===== Dataset content =====

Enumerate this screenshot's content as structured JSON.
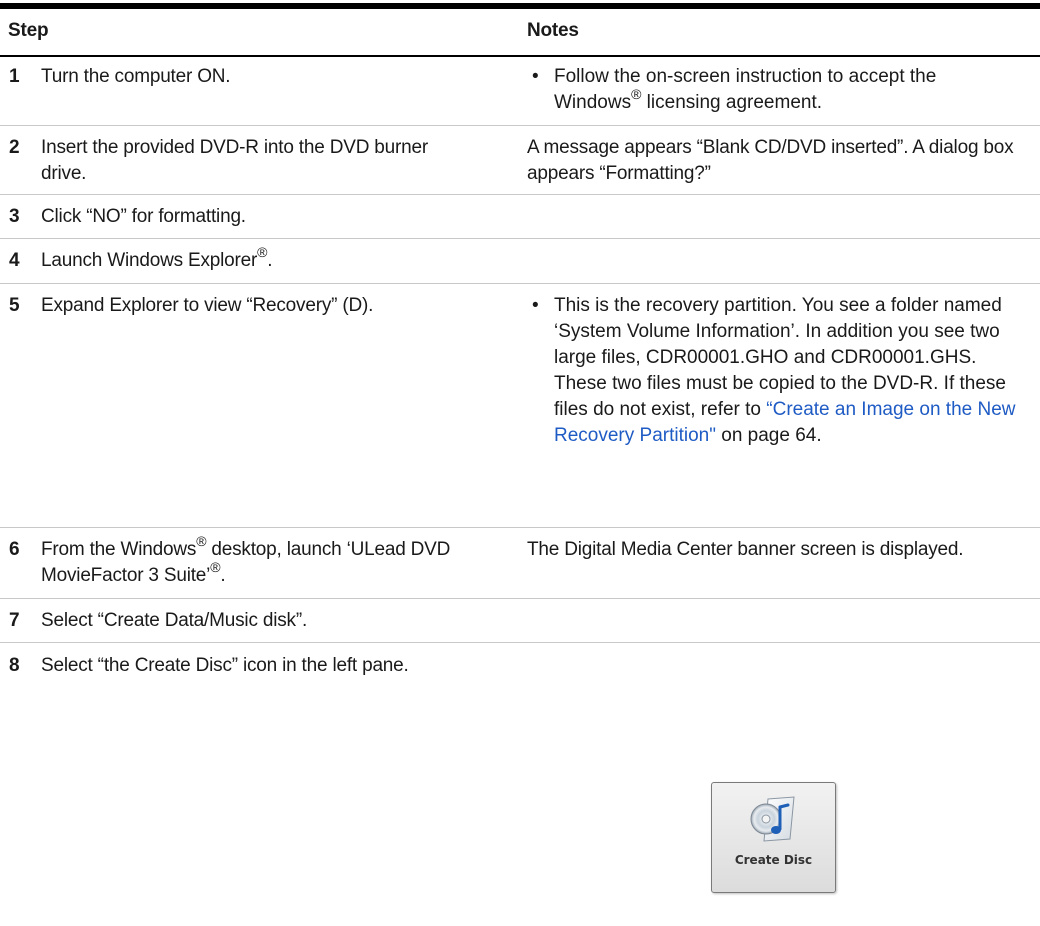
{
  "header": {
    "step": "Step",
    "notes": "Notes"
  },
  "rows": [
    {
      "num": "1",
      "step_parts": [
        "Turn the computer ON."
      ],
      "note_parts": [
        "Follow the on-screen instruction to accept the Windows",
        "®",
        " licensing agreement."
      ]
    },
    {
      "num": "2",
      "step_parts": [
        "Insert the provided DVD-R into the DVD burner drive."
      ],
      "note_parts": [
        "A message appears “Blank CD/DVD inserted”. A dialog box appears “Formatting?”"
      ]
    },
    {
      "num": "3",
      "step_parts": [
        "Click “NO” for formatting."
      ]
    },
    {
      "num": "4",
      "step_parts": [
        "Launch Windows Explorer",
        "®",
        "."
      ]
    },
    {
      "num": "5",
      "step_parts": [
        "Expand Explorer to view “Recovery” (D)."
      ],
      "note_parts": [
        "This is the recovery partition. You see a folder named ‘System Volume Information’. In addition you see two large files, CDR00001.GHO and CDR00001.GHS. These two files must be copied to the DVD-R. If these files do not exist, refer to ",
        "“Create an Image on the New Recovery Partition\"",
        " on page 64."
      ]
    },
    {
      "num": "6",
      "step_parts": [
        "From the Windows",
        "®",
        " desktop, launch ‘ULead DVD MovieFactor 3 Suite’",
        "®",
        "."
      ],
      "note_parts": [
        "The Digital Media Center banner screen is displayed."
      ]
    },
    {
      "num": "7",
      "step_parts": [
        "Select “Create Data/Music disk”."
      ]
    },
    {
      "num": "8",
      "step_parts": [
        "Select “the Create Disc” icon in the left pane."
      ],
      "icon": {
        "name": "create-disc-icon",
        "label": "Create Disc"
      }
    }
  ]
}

=====

Task objective: Copy every line in the records above that contains the word "icon".

Answer to this problem:
        "Select “the Create Disc” icon in the left pane."
      "icon": {
        "name": "create-disc-icon",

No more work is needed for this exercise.